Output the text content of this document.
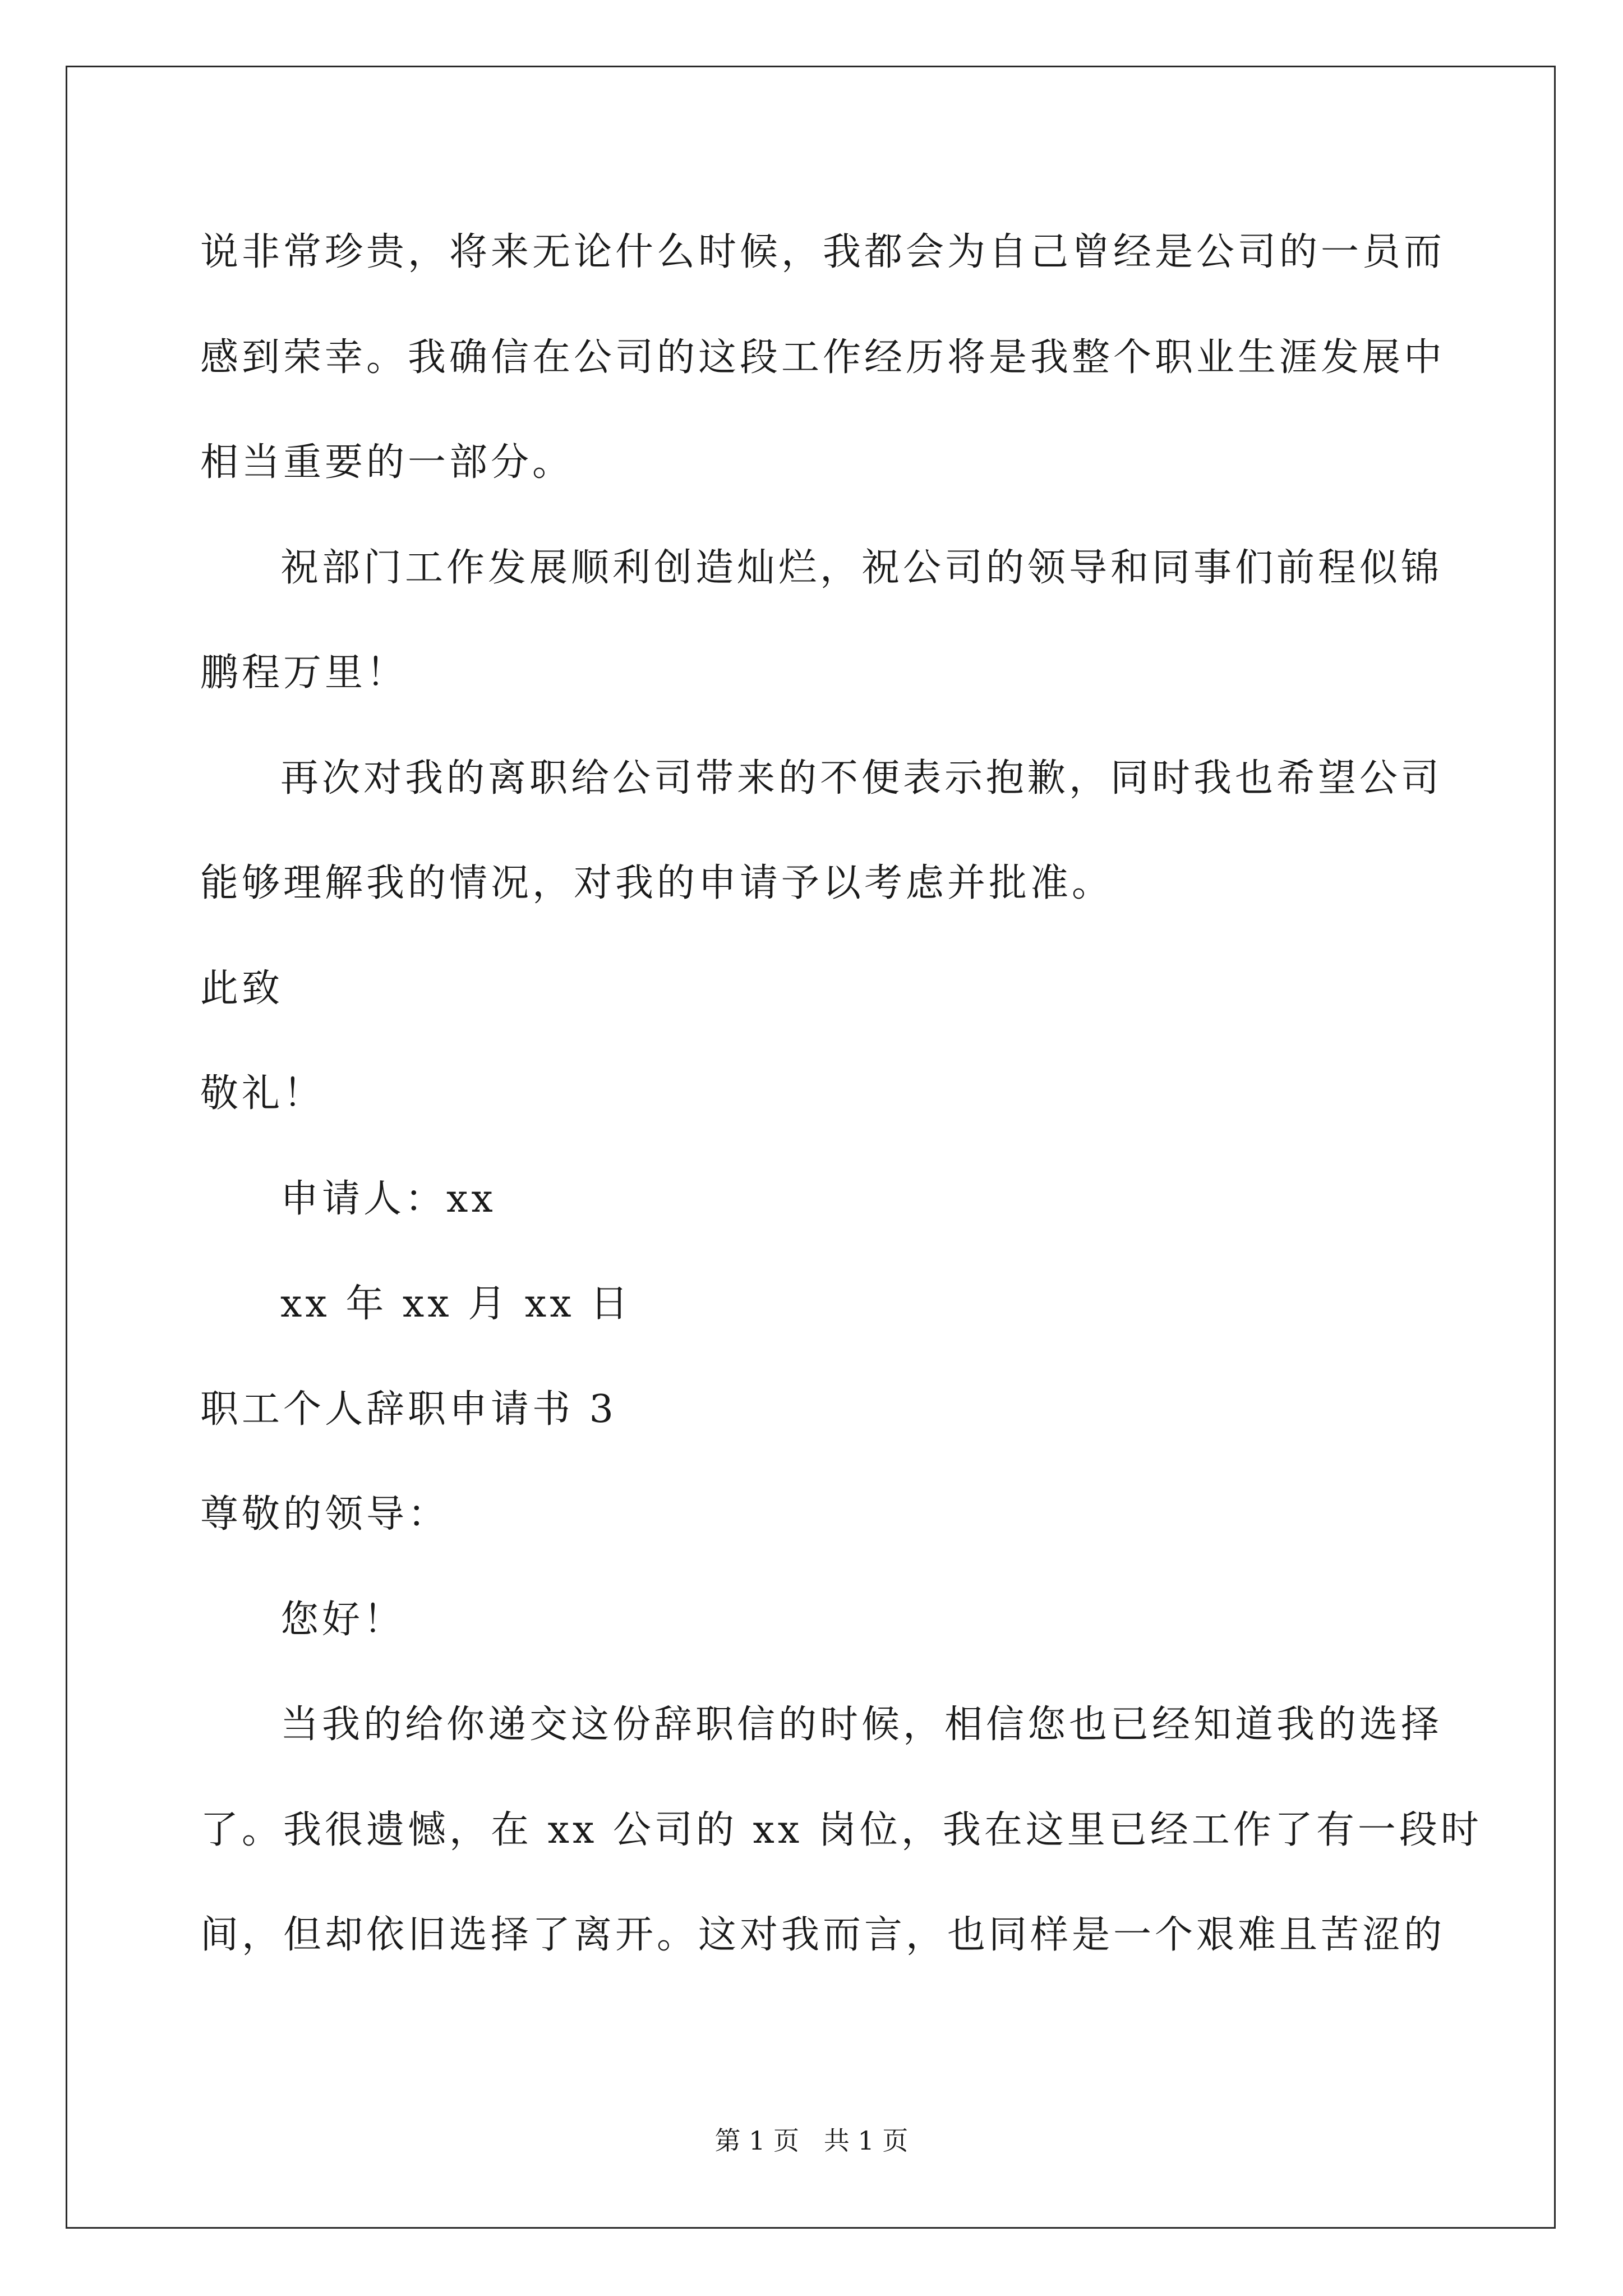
说非常珍贵，将来无论什么时候，我都会为自己曾经是公司的一员而
感到荣幸。我确信在公司的这段工作经历将是我整个职业生涯发展中
相当重要的一部分。
祝部门工作发展顺利创造灿烂，祝公司的领导和同事们前程似锦
鹏程万里！
再次对我的离职给公司带来的不便表示抱歉，同时我也希望公司
能够理解我的情况，对我的申请予以考虑并批准。
此致
敬礼！
申请人：xx
xx 年 xx 月 xx 日
职工个人辞职申请书 3
尊敬的领导：
您好！
当我的给你递交这份辞职信的时候，相信您也已经知道我的选择
了。我很遗憾，在 xx 公司的 xx 岗位，我在这里已经工作了有一段时
间，但却依旧选择了离开。这对我而言，也同样是一个艰难且苦涩的
第 1 页   共 1 页
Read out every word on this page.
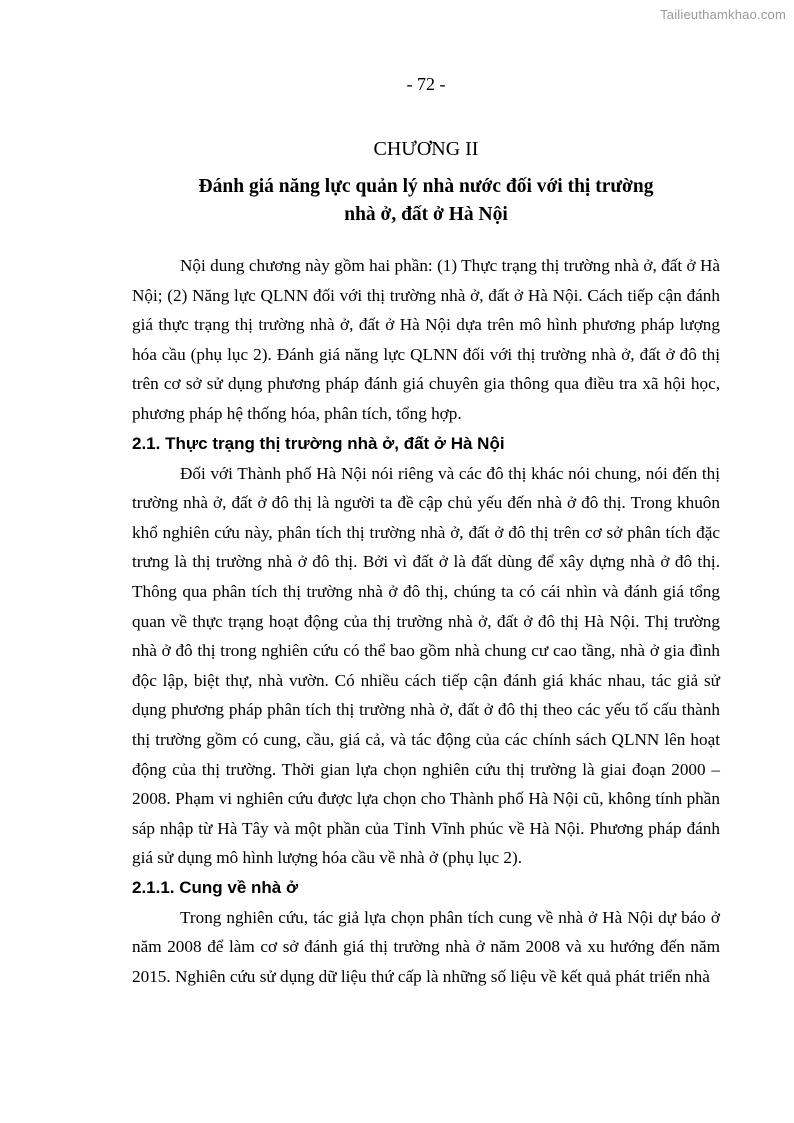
Tailieuthamkhao.com
- 72 -
CHƯƠNG II
Đánh giá năng lực quản lý nhà nước đối với thị trường
nhà ở, đất ở Hà Nội

Nội dung chương này gồm hai phần: (1) Thực trạng thị trường nhà ở, đất ở Hà Nội; (2) Năng lực QLNN đối với thị trường nhà ở, đất ở Hà Nội. Cách tiếp cận đánh giá thực trạng thị trường nhà ở, đất ở Hà Nội dựa trên mô hình phương pháp lượng hóa cầu (phụ lục 2). Đánh giá năng lực QLNN đối với thị trường nhà ở, đất ở đô thị trên cơ sở sử dụng phương pháp đánh giá chuyên gia thông qua điều tra xã hội học, phương pháp hệ thống hóa, phân tích, tổng hợp.

2.1. Thực trạng thị trường nhà ở, đất ở Hà Nội

Đối với Thành phố Hà Nội nói riêng và các đô thị khác nói chung, nói đến thị trường nhà ở, đất ở đô thị là người ta đề cập chủ yếu đến nhà ở đô thị. Trong khuôn khổ nghiên cứu này, phân tích thị trường nhà ở, đất ở đô thị trên cơ sở phân tích đặc trưng là thị trường nhà ở đô thị. Bởi vì đất ở là đất dùng để xây dựng nhà ở đô thị. Thông qua phân tích thị trường nhà ở đô thị, chúng ta có cái nhìn và đánh giá tổng quan về thực trạng hoạt động của thị trường nhà ở, đất ở đô thị Hà Nội. Thị trường nhà ở đô thị trong nghiên cứu có thể bao gồm nhà chung cư cao tầng, nhà ở gia đình độc lập, biệt thự, nhà vườn. Có nhiều cách tiếp cận đánh giá khác nhau, tác giả sử dụng phương pháp phân tích thị trường nhà ở, đất ở đô thị theo các yếu tố cấu thành thị trường gồm có cung, cầu, giá cả, và tác động của các chính sách QLNN lên hoạt động của thị trường. Thời gian lựa chọn nghiên cứu thị trường là giai đoạn 2000 – 2008. Phạm vi nghiên cứu được lựa chọn cho Thành phố Hà Nội cũ, không tính phần sáp nhập từ Hà Tây và một phần của Tỉnh Vĩnh phúc về Hà Nội. Phương pháp đánh giá sử dụng mô hình lượng hóa cầu về nhà ở (phụ lục 2).

2.1.1. Cung về nhà ở

Trong nghiên cứu, tác giả lựa chọn phân tích cung về nhà ở Hà Nội dự báo ở năm 2008 để làm cơ sở đánh giá thị trường nhà ở năm 2008 và xu hướng đến năm 2015. Nghiên cứu sử dụng dữ liệu thứ cấp là những số liệu về kết quả phát triển nhà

**GOAL OF THE EXERCISE:**
Write out exactly the lines beginning with the line that holds "Read out every word on this page." and ending with the final line of the data, both ends included, without the pictures.

**FULL OUTPUT:**
Read out every word on this page.
Tailieuthamkhao.com
- 72 -
CHƯƠNG II
Đánh giá năng lực quản lý nhà nước đối với thị trường
nhà ở, đất ở Hà Nội

Nội dung chương này gồm hai phần: (1) Thực trạng thị trường nhà ở, đất ở Hà Nội; (2) Năng lực QLNN đối với thị trường nhà ở, đất ở Hà Nội. Cách tiếp cận đánh giá thực trạng thị trường nhà ở, đất ở Hà Nội dựa trên mô hình phương pháp lượng hóa cầu (phụ lục 2). Đánh giá năng lực QLNN đối với thị trường nhà ở, đất ở đô thị trên cơ sở sử dụng phương pháp đánh giá chuyên gia thông qua điều tra xã hội học, phương pháp hệ thống hóa, phân tích, tổng hợp.

2.1. Thực trạng thị trường nhà ở, đất ở Hà Nội

Đối với Thành phố Hà Nội nói riêng và các đô thị khác nói chung, nói đến thị trường nhà ở, đất ở đô thị là người ta đề cập chủ yếu đến nhà ở đô thị. Trong khuôn khổ nghiên cứu này, phân tích thị trường nhà ở, đất ở đô thị trên cơ sở phân tích đặc trưng là thị trường nhà ở đô thị. Bởi vì đất ở là đất dùng để xây dựng nhà ở đô thị. Thông qua phân tích thị trường nhà ở đô thị, chúng ta có cái nhìn và đánh giá tổng quan về thực trạng hoạt động của thị trường nhà ở, đất ở đô thị Hà Nội. Thị trường nhà ở đô thị trong nghiên cứu có thể bao gồm nhà chung cư cao tầng, nhà ở gia đình độc lập, biệt thự, nhà vườn. Có nhiều cách tiếp cận đánh giá khác nhau, tác giả sử dụng phương pháp phân tích thị trường nhà ở, đất ở đô thị theo các yếu tố cấu thành thị trường gồm có cung, cầu, giá cả, và tác động của các chính sách QLNN lên hoạt động của thị trường. Thời gian lựa chọn nghiên cứu thị trường là giai đoạn 2000 – 2008. Phạm vi nghiên cứu được lựa chọn cho Thành phố Hà Nội cũ, không tính phần sáp nhập từ Hà Tây và một phần của Tỉnh Vĩnh phúc về Hà Nội. Phương pháp đánh giá sử dụng mô hình lượng hóa cầu về nhà ở (phụ lục 2).

2.1.1. Cung về nhà ở

Trong nghiên cứu, tác giả lựa chọn phân tích cung về nhà ở Hà Nội dự báo ở năm 2008 để làm cơ sở đánh giá thị trường nhà ở năm 2008 và xu hướng đến năm 2015. Nghiên cứu sử dụng dữ liệu thứ cấp là những số liệu về kết quả phát triển nhà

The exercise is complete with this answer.